▶ **Task statement**:
Gather the lines from the material that contain "shaded".

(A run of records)
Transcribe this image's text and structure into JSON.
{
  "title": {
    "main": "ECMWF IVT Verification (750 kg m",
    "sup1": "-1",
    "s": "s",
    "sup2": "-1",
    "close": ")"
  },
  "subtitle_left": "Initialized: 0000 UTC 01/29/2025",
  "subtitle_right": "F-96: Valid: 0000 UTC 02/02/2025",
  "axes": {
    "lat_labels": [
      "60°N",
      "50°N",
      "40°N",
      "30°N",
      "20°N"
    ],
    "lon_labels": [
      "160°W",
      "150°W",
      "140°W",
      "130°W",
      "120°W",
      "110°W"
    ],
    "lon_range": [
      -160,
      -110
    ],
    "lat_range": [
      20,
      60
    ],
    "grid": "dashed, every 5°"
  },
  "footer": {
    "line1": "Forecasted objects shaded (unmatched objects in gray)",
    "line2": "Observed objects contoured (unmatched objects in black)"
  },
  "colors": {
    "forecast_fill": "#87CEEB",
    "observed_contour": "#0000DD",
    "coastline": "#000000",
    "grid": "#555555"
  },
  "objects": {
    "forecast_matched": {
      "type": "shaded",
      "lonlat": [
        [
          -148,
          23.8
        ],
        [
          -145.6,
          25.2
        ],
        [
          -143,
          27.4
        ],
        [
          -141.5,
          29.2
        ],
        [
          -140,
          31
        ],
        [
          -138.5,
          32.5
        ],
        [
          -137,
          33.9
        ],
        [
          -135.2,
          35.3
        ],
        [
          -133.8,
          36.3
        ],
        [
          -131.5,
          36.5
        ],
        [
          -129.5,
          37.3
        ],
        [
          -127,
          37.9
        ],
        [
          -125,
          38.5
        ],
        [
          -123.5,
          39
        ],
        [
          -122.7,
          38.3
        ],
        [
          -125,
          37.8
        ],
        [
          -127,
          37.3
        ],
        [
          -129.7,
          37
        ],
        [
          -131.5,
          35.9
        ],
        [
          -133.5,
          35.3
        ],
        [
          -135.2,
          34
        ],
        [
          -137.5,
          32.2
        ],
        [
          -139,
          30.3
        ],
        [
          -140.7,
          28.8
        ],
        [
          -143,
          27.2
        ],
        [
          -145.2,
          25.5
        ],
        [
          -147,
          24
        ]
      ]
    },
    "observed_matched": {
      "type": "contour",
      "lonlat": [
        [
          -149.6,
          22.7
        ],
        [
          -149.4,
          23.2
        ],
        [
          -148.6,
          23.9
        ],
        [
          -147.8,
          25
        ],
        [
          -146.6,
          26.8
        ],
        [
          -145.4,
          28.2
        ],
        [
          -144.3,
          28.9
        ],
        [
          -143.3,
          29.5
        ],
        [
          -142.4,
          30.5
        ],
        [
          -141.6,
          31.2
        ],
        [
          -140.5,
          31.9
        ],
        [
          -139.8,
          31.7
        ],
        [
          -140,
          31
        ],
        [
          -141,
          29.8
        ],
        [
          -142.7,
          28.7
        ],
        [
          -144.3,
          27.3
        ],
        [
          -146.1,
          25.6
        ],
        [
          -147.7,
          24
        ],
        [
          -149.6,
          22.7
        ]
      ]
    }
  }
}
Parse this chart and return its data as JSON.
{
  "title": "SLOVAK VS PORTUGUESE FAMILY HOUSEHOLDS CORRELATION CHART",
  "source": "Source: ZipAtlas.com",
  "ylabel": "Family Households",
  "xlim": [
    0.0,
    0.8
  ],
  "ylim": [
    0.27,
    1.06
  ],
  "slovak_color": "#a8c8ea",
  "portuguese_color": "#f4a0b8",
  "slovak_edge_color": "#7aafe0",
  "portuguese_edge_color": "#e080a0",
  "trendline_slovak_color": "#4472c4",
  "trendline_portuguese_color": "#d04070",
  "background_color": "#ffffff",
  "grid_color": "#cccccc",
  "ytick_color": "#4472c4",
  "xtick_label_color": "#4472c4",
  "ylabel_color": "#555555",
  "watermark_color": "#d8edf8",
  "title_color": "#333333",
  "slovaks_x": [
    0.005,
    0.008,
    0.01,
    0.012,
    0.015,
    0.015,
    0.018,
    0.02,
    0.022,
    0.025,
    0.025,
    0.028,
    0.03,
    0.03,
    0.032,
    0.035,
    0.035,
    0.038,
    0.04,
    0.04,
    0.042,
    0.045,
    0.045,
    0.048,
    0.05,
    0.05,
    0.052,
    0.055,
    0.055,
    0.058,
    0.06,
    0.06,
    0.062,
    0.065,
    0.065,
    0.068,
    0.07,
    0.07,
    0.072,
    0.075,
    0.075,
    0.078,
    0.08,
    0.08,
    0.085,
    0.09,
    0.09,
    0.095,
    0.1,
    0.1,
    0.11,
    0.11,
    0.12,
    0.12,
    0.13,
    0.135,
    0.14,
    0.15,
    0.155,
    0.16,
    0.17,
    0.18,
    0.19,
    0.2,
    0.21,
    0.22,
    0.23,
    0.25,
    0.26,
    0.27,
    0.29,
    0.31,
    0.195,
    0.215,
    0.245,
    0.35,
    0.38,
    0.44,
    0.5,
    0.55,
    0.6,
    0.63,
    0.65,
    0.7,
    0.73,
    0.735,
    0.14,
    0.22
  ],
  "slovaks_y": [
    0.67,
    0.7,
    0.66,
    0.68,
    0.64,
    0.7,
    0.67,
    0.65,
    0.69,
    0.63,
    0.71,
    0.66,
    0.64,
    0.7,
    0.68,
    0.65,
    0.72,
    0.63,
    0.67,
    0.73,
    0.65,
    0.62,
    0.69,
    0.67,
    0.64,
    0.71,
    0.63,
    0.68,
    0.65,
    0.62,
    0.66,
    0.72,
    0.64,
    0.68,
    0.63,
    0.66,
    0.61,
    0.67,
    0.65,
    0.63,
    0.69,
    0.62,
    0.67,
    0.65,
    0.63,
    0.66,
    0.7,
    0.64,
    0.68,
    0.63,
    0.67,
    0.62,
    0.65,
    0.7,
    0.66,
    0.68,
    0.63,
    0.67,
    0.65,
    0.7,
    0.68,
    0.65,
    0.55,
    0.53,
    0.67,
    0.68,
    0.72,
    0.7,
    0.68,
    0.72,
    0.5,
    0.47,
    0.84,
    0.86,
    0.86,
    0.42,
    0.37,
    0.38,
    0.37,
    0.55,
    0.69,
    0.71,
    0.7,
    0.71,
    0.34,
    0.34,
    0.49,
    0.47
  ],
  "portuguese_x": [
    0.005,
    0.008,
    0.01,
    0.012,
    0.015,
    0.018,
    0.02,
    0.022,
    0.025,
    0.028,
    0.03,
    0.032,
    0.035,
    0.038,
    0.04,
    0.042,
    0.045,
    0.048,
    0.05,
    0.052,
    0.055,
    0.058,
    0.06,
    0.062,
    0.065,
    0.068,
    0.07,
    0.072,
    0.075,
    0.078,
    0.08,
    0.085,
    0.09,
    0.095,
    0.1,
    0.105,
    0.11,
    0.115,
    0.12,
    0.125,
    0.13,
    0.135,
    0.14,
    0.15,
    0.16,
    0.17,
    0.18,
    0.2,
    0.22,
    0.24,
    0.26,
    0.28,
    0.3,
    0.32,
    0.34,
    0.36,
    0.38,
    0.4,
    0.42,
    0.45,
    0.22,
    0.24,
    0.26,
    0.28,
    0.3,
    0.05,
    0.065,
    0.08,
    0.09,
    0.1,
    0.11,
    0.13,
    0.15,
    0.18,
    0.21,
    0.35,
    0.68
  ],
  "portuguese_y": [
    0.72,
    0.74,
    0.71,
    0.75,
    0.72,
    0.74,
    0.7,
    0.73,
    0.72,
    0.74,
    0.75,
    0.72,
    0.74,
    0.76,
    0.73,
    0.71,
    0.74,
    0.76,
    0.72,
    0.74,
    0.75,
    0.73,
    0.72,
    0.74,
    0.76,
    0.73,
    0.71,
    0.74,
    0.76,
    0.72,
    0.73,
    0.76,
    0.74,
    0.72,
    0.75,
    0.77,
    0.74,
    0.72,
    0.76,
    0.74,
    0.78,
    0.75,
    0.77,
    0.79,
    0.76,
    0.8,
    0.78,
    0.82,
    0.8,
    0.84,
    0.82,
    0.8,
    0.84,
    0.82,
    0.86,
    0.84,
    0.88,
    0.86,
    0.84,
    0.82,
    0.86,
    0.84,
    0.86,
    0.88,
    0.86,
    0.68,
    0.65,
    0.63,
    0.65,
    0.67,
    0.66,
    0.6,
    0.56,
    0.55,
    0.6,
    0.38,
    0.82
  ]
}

▶ **Reply to the task**:
    "line1": "Forecasted objects shaded (unmatched objects in gray)",
      "type": "shaded",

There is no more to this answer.